>> begin Data for this exercise
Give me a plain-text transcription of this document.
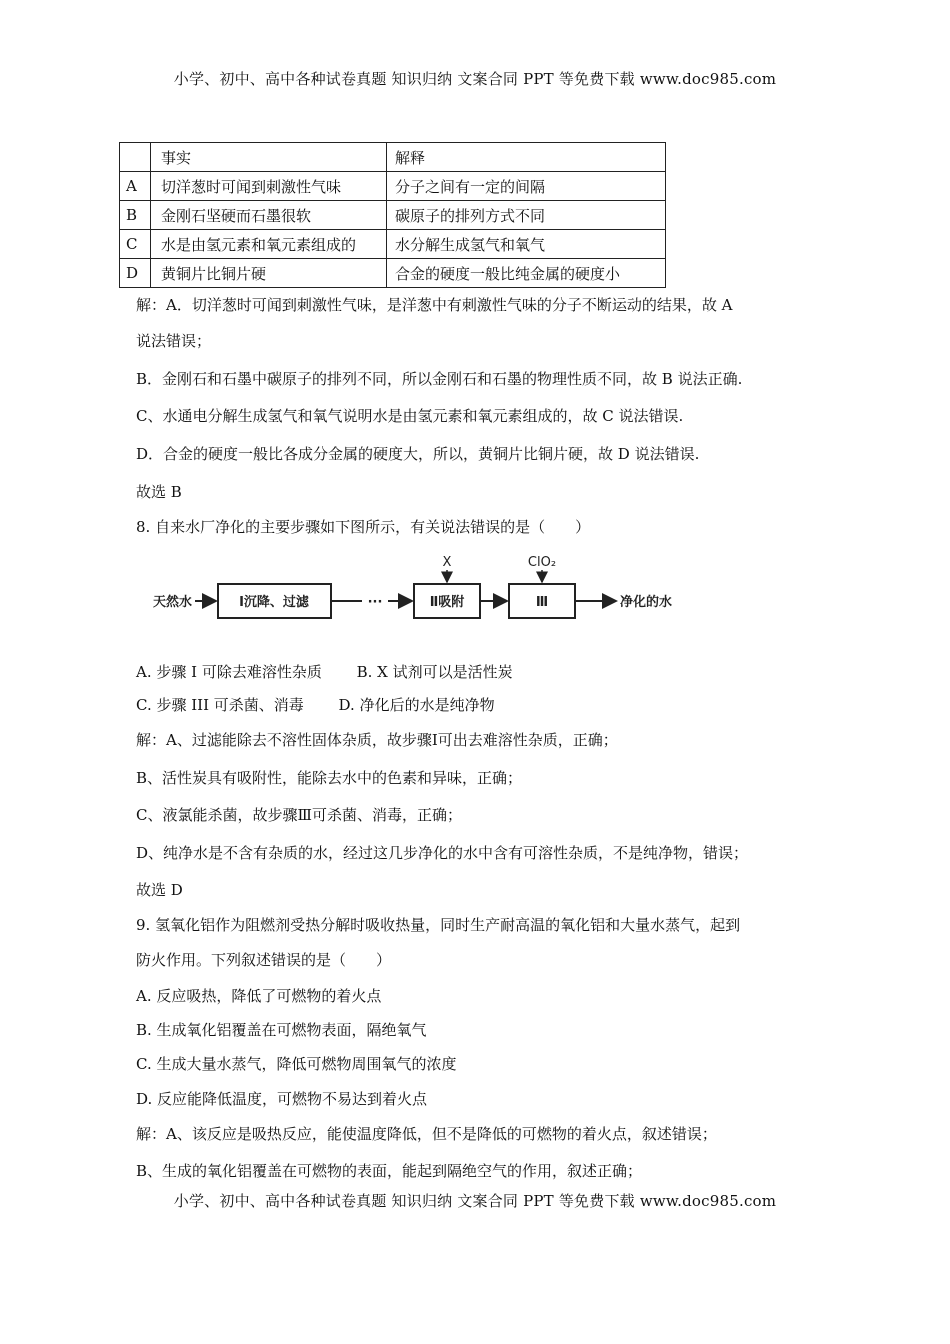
小学、初中、高中各种试卷真题 知识归纳 文案合同 PPT 等免费下载 www.doc985.com
	事实	解释
A	切洋葱时可闻到刺激性气味	分子之间有一定的间隔
B	金刚石坚硬而石墨很软	碳原子的排列方式不同
C	水是由氢元素和氧元素组成的	水分解生成氢气和氧气
D	黄铜片比铜片硬	合金的硬度一般比纯金属的硬度小
解：A．切洋葱时可闻到刺激性气味，是洋葱中有刺激性气味的分子不断运动的结果，故 A
说法错误；
B．金刚石和石墨中碳原子的排列不同，所以金刚石和石墨的物理性质不同，故 B 说法正确.
C、水通电分解生成氢气和氧气说明水是由氢元素和氧元素组成的，故 C 说法错误.
D．合金的硬度一般比各成分金属的硬度大，所以，黄铜片比铜片硬，故 D 说法错误.
故选 B
8. 自来水厂净化的主要步骤如下图所示，有关说法错误的是（　　）
天然水	Ⅰ沉降、过滤	···	Ⅱ吸附
X
Ⅲ
ClO₂
净化的水
A. 步骤 I 可除去难溶性杂质　　 B. X 试剂可以是活性炭
C. 步骤 III 可杀菌、消毒　　 D. 净化后的水是纯净物
解：A、过滤能除去不溶性固体杂质，故步骤Ⅰ可出去难溶性杂质，正确；
B、活性炭具有吸附性，能除去水中的色素和异味，正确；
C、液氯能杀菌，故步骤Ⅲ可杀菌、消毒，正确；
D、纯净水是不含有杂质的水，经过这几步净化的水中含有可溶性杂质，不是纯净物，错误；
故选 D
9. 氢氧化铝作为阻燃剂受热分解时吸收热量，同时生产耐高温的氧化铝和大量水蒸气，起到
防火作用。下列叙述错误的是（　　）
A. 反应吸热，降低了可燃物的着火点
B. 生成氧化铝覆盖在可燃物表面，隔绝氧气
C. 生成大量水蒸气，降低可燃物周围氧气的浓度
D. 反应能降低温度，可燃物不易达到着火点
解：A、该反应是吸热反应，能使温度降低，但不是降低的可燃物的着火点，叙述错误；
B、生成的氧化铝覆盖在可燃物的表面，能起到隔绝空气的作用，叙述正确；
小学、初中、高中各种试卷真题 知识归纳 文案合同 PPT 等免费下载 www.doc985.com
>> end Data for this exercise
## Given exercise:
Go over the records above and tally the lines with the word "切洋葱时可闻到刺激性气味" in them. Give the number alone.

## Answer to the task:
2